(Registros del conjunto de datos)
+ + + + +
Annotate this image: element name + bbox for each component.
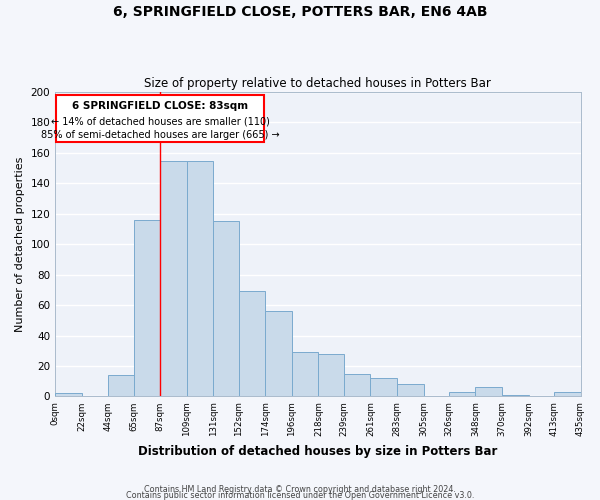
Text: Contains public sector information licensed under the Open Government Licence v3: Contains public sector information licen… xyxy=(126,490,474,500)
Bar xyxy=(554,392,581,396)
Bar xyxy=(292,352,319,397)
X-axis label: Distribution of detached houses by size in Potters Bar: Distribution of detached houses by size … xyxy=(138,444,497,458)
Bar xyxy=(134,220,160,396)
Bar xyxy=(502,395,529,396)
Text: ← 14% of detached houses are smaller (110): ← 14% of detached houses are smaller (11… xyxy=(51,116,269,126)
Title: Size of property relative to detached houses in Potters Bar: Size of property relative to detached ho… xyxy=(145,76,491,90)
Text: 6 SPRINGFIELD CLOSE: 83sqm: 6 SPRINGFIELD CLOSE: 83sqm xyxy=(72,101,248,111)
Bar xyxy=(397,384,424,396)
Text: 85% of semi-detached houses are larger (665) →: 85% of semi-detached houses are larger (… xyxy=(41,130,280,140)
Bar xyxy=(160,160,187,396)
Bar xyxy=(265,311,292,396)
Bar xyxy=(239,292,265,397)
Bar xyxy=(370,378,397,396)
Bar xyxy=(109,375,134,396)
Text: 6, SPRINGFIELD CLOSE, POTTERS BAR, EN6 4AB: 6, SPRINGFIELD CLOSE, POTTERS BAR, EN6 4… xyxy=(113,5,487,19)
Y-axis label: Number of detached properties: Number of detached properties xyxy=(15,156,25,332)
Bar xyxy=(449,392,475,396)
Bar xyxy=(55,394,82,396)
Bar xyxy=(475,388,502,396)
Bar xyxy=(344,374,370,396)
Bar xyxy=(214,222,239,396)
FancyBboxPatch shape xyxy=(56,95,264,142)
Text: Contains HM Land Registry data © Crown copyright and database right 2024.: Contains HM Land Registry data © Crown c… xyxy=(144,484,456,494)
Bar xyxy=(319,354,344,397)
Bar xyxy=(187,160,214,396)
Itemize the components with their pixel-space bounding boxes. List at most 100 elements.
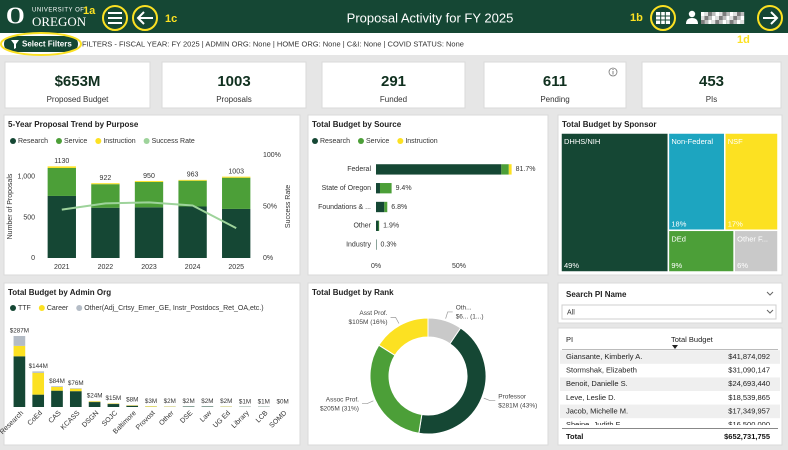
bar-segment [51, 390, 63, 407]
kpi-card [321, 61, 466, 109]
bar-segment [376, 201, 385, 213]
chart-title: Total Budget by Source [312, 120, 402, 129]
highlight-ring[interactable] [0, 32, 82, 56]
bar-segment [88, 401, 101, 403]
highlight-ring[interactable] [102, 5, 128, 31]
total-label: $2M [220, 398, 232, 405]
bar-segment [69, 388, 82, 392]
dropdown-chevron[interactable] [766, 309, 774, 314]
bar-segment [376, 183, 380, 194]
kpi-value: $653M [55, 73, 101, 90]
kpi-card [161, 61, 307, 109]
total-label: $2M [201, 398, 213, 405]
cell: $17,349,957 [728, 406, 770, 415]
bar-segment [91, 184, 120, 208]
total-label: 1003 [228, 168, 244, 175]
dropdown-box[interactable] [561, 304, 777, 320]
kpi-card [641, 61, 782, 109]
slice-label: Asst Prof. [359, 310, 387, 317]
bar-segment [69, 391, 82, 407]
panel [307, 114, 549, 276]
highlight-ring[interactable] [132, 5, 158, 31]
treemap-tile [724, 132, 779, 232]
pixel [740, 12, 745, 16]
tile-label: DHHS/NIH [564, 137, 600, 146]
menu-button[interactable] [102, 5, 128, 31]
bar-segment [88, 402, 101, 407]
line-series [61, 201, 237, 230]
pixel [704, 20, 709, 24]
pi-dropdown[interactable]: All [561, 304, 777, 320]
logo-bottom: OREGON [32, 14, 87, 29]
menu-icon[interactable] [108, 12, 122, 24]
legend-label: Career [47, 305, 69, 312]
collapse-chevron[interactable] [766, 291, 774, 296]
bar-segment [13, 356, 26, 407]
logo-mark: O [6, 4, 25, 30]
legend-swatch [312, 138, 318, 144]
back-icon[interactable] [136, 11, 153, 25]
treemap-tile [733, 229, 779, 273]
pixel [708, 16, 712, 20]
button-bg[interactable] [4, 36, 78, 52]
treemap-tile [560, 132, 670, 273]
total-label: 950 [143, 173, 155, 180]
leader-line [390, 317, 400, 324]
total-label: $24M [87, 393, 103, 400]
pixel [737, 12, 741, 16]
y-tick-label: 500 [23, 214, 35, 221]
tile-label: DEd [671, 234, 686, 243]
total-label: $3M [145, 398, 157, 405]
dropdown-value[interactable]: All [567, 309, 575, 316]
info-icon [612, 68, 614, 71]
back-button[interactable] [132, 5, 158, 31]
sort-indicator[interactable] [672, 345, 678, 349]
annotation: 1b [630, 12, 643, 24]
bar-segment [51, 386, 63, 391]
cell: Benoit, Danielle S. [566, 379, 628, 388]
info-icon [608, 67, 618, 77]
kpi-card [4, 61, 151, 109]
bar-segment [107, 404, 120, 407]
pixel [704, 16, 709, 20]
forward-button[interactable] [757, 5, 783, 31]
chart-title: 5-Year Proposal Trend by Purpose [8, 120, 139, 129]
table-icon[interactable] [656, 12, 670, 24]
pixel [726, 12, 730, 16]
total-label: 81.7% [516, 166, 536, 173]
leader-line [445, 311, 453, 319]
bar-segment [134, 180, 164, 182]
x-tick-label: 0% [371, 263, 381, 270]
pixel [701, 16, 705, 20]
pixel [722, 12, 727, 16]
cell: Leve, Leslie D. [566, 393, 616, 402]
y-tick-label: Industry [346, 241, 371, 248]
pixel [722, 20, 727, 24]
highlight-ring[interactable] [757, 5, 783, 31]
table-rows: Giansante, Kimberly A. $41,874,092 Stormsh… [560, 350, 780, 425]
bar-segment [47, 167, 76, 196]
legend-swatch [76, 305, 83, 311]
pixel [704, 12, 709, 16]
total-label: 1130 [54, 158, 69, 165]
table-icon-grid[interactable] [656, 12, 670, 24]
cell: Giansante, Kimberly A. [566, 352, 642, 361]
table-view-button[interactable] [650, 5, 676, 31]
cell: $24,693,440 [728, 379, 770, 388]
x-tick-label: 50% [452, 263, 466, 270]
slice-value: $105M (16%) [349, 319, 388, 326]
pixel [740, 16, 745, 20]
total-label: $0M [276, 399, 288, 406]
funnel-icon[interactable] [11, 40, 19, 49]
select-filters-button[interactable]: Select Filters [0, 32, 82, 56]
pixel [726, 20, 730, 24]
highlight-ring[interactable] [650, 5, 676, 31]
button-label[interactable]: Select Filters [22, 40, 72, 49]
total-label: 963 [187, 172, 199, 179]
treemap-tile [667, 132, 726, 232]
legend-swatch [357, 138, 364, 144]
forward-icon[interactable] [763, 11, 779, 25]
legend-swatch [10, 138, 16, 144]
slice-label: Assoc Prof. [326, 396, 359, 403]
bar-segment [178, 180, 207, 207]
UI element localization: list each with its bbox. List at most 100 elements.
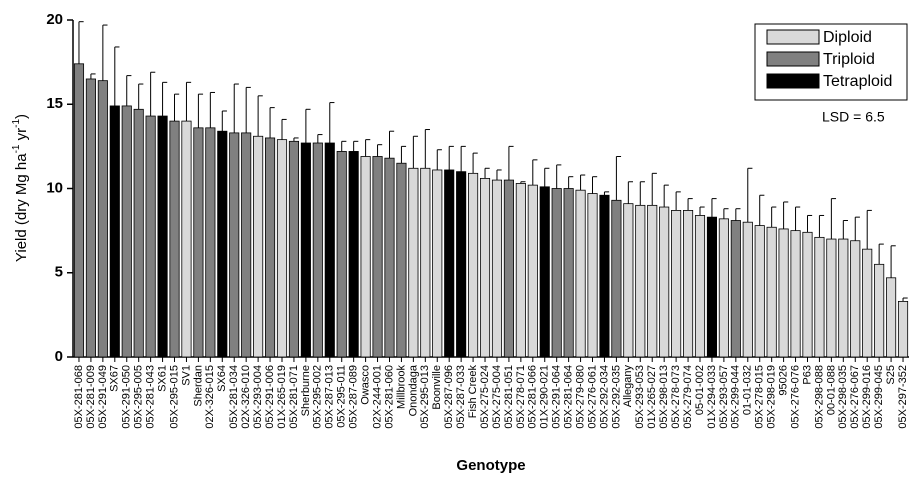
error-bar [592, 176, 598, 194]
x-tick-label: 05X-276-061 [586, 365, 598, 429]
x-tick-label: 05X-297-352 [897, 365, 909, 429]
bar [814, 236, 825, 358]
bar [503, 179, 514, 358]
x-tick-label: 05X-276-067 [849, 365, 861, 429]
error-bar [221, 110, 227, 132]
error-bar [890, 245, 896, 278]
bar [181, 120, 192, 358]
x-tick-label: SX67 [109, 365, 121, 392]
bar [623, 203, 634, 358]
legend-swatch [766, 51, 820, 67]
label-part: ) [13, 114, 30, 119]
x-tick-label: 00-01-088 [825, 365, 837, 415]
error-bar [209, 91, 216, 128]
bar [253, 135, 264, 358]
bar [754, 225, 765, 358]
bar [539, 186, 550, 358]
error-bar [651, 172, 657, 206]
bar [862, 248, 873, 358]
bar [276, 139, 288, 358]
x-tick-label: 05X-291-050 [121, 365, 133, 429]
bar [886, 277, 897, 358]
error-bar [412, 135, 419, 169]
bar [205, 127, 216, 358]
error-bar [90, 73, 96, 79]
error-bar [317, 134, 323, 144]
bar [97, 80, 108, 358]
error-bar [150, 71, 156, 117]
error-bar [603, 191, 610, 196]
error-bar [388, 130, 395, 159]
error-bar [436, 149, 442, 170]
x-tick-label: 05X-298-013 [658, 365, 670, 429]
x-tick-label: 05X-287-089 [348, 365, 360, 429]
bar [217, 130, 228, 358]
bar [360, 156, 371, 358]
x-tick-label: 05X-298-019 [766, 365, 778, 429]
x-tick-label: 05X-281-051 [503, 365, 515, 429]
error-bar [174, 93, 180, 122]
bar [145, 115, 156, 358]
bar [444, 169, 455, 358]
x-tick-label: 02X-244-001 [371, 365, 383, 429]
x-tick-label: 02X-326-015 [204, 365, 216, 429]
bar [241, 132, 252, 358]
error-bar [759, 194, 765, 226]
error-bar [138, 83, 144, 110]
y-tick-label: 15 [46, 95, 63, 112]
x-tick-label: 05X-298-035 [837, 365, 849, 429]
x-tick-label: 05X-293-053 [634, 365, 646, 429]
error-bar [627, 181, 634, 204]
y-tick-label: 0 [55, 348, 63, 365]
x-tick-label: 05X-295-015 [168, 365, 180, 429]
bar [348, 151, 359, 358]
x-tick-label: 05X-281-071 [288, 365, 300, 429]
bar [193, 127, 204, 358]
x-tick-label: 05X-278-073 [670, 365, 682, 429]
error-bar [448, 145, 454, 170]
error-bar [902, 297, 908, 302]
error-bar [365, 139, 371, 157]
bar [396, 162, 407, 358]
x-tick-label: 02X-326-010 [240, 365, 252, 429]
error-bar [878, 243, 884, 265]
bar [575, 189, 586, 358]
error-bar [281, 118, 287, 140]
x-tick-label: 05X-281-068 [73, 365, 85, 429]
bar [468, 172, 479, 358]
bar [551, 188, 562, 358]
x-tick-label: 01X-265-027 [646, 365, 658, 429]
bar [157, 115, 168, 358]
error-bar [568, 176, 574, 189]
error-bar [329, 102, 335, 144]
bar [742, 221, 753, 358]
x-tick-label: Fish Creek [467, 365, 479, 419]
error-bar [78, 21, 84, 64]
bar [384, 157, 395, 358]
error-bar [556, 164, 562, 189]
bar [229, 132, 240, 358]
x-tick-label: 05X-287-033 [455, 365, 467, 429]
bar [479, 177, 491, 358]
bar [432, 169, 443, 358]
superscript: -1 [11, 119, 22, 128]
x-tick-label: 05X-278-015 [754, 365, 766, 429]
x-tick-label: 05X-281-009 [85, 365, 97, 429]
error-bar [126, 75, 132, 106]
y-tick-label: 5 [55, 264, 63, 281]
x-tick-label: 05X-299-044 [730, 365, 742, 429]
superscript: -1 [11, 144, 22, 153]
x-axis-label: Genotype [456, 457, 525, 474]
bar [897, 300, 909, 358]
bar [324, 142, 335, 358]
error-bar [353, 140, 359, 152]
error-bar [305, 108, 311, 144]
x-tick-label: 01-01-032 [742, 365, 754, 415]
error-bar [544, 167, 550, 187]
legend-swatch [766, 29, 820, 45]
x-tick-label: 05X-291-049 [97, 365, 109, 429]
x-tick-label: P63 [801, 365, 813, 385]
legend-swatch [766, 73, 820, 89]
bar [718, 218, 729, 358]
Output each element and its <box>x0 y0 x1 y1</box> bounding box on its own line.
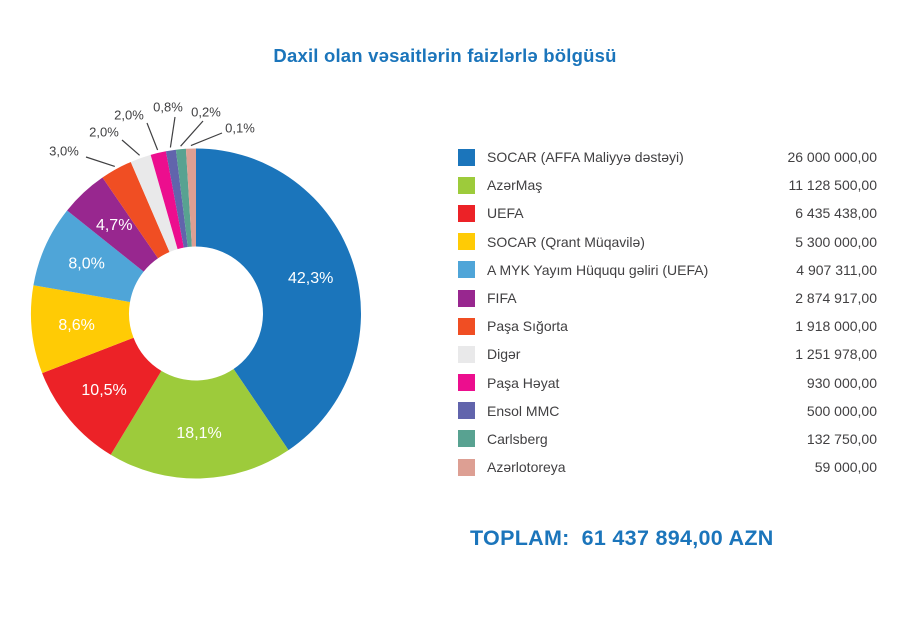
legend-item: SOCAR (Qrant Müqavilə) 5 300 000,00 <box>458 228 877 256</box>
+ + + + +
Tarea requerida ▸
Por favor, actualiza las filas que empiezan en la que contiene "error-bar [592, 176, 598, 194]" y terminan tras la que contiene "error-bar [759, 194, 765, 226]": cambia "x-tick-label" por "etiqueta-x" sin tocar nada más. Devuelve únicamente esas filas.

Tarea completada ▸
error-bar [592, 176, 598, 194]
etiqueta-x: 05X-276-061 [586, 365, 598, 429]
etiqueta-x: 05X-297-352 [897, 365, 909, 429]
bar [814, 236, 825, 358]
bar [503, 179, 514, 358]
etiqueta-x: 05X-276-067 [849, 365, 861, 429]
error-bar [221, 110, 227, 132]
error-bar [890, 245, 896, 278]
bar [181, 120, 192, 358]
etiqueta-x: SX67 [109, 365, 121, 392]
bar [623, 203, 634, 358]
legend-swatch [766, 51, 820, 67]
label-part: ) [13, 114, 30, 119]
etiqueta-x: 00-01-088 [825, 365, 837, 415]
error-bar [209, 91, 216, 128]
bar [253, 135, 264, 358]
bar [754, 225, 765, 358]
bar [539, 186, 550, 358]
error-bar [651, 172, 657, 206]
bar [862, 248, 873, 358]
bar [276, 139, 288, 358]
etiqueta-x: 05X-291-050 [121, 365, 133, 429]
bar [886, 277, 897, 358]
error-bar [412, 135, 419, 169]
bar [205, 127, 216, 358]
error-bar [90, 73, 96, 79]
error-bar [317, 134, 323, 144]
bar [97, 80, 108, 358]
error-bar [150, 71, 156, 117]
error-bar [603, 191, 610, 196]
error-bar [388, 130, 395, 159]
error-bar [436, 149, 442, 170]
etiqueta-x: 05X-298-013 [658, 365, 670, 429]
etiqueta-x: 05X-287-089 [348, 365, 360, 429]
bar [217, 130, 228, 358]
bar [360, 156, 371, 358]
etiqueta-x: 05X-298-019 [766, 365, 778, 429]
etiqueta-x: 05X-281-051 [503, 365, 515, 429]
error-bar [174, 93, 180, 122]
bar [145, 115, 156, 358]
bar [444, 169, 455, 358]
etiqueta-x: 02X-244-001 [371, 365, 383, 429]
etiqueta-x: 02X-326-015 [204, 365, 216, 429]
bar [241, 132, 252, 358]
error-bar [759, 194, 765, 226]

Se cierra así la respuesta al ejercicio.